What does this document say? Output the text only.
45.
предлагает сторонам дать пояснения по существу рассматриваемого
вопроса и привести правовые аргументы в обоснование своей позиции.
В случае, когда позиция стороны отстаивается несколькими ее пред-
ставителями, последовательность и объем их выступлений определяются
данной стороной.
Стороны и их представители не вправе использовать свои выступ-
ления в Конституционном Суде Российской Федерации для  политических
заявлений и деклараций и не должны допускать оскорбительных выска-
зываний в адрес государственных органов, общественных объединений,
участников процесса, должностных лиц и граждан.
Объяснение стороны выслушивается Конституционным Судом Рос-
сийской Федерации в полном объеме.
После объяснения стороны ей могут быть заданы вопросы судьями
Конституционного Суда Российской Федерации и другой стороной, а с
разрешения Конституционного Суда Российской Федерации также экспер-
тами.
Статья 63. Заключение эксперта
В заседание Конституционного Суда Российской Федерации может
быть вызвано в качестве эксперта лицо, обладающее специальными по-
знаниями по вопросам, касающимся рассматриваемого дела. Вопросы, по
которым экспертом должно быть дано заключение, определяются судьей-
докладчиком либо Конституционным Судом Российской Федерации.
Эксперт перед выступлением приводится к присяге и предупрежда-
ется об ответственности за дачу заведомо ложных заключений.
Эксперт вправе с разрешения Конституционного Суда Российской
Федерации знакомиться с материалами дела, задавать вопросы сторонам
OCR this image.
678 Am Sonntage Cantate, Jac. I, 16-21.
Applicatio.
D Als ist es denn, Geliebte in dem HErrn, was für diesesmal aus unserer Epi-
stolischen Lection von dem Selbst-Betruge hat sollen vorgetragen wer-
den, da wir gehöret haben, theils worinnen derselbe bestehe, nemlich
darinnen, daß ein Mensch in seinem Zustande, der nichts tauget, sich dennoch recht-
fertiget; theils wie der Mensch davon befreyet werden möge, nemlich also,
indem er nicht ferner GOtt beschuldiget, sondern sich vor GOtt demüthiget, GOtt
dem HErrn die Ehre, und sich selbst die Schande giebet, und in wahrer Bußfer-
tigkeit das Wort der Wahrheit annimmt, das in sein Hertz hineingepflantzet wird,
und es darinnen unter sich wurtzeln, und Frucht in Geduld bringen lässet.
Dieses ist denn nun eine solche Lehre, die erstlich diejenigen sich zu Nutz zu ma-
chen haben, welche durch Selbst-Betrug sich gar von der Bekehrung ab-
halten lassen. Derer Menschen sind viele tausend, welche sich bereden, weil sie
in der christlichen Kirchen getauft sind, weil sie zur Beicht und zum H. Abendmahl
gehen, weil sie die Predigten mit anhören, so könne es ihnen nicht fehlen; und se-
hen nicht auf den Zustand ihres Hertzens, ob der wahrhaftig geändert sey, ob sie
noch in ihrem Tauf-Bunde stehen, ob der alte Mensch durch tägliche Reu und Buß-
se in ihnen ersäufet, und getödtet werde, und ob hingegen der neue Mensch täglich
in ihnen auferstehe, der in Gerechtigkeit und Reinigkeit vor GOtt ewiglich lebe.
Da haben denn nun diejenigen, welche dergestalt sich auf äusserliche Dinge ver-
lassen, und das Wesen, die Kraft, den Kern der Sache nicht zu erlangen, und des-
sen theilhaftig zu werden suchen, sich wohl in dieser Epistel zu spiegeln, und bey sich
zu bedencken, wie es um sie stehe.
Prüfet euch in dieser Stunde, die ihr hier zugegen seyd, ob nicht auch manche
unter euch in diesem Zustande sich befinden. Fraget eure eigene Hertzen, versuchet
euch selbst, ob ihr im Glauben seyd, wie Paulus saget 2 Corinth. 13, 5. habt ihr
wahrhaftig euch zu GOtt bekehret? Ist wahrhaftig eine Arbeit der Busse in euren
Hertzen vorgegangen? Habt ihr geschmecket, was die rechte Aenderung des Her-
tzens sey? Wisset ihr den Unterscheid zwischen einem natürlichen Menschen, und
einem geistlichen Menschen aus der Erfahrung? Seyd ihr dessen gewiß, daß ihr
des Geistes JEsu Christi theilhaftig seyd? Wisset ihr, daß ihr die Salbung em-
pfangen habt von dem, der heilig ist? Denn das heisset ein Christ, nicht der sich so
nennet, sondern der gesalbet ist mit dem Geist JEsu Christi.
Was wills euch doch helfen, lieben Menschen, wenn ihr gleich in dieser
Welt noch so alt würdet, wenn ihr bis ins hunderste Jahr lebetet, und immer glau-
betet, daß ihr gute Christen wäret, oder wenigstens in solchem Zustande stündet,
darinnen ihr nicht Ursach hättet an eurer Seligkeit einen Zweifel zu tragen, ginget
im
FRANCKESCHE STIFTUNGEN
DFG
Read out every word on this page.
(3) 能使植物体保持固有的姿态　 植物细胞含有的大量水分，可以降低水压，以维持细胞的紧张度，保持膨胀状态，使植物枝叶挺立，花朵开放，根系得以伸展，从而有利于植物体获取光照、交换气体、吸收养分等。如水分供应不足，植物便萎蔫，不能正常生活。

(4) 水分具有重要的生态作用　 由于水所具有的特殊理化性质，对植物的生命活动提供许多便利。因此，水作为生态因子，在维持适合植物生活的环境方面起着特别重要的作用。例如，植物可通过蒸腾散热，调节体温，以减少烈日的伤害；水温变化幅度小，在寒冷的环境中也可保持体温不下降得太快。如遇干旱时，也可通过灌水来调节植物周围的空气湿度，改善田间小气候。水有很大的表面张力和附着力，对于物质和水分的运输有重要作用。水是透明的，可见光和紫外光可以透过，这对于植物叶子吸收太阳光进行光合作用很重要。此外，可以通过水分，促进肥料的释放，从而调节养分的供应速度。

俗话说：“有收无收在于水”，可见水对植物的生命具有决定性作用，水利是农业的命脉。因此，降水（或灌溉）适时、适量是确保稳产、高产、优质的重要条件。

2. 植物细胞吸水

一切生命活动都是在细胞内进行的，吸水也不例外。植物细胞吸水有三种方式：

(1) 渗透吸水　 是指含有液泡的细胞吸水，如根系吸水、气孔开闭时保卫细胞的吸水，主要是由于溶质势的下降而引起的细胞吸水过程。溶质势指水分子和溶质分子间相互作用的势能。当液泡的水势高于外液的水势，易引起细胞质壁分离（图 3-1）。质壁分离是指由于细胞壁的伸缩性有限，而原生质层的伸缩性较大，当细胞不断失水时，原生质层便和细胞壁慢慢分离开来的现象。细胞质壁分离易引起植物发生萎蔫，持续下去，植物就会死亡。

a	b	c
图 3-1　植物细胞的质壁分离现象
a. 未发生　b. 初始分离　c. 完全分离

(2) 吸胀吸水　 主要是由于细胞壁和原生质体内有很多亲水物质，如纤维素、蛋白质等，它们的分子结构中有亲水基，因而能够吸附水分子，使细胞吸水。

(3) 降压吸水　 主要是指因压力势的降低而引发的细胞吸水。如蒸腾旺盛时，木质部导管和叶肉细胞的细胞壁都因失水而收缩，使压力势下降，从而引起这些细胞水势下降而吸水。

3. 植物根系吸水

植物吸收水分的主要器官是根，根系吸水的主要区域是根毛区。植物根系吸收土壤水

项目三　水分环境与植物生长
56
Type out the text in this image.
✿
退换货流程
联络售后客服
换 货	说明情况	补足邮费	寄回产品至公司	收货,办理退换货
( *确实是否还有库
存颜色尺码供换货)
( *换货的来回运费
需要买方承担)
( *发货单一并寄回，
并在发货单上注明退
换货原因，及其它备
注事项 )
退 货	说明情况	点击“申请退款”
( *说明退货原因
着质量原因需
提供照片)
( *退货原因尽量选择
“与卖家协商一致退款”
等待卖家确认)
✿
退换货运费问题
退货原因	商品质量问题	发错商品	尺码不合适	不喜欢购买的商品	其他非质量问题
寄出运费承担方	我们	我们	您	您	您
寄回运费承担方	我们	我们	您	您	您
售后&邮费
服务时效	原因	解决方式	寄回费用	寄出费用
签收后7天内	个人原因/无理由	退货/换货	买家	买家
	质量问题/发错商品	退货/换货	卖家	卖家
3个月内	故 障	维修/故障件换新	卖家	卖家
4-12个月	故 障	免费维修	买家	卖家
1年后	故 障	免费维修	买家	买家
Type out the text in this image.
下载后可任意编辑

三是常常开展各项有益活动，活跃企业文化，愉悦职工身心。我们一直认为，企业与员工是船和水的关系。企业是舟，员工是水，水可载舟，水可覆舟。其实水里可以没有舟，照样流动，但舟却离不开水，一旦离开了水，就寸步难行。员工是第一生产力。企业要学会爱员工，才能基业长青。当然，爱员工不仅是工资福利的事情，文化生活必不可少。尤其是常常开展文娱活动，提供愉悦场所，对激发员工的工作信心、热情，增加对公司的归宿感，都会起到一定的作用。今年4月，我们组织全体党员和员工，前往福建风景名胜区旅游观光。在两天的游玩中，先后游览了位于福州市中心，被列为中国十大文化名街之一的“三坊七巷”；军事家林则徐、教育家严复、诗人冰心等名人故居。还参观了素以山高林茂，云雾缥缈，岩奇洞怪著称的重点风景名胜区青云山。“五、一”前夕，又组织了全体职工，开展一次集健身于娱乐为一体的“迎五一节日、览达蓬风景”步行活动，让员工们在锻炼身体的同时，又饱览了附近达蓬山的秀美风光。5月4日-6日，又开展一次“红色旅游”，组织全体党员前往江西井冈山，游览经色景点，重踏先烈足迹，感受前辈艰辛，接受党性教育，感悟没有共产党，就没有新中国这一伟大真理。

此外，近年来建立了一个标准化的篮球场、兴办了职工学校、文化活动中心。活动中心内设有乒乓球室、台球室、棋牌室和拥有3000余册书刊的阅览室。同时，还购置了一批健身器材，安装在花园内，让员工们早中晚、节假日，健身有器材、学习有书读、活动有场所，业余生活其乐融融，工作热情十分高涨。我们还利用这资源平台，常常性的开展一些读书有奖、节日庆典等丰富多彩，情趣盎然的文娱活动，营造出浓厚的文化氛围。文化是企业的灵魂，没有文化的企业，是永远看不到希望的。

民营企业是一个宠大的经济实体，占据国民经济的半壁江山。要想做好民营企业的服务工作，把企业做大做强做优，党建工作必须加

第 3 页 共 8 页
|---|
Requirement
Search the lines above for the string "darinnen", then show every one that has it.

Completed task
darinnen, daß ein Mensch in seinem Zustande, der nichts tauget, sich dennoch recht-
und es darinnen unter sich wurtzeln, und Frucht in Geduld bringen lässet.
darinnen ihr nicht Ursach hättet an eurer Seligkeit einen Zweifel zu tragen, ginget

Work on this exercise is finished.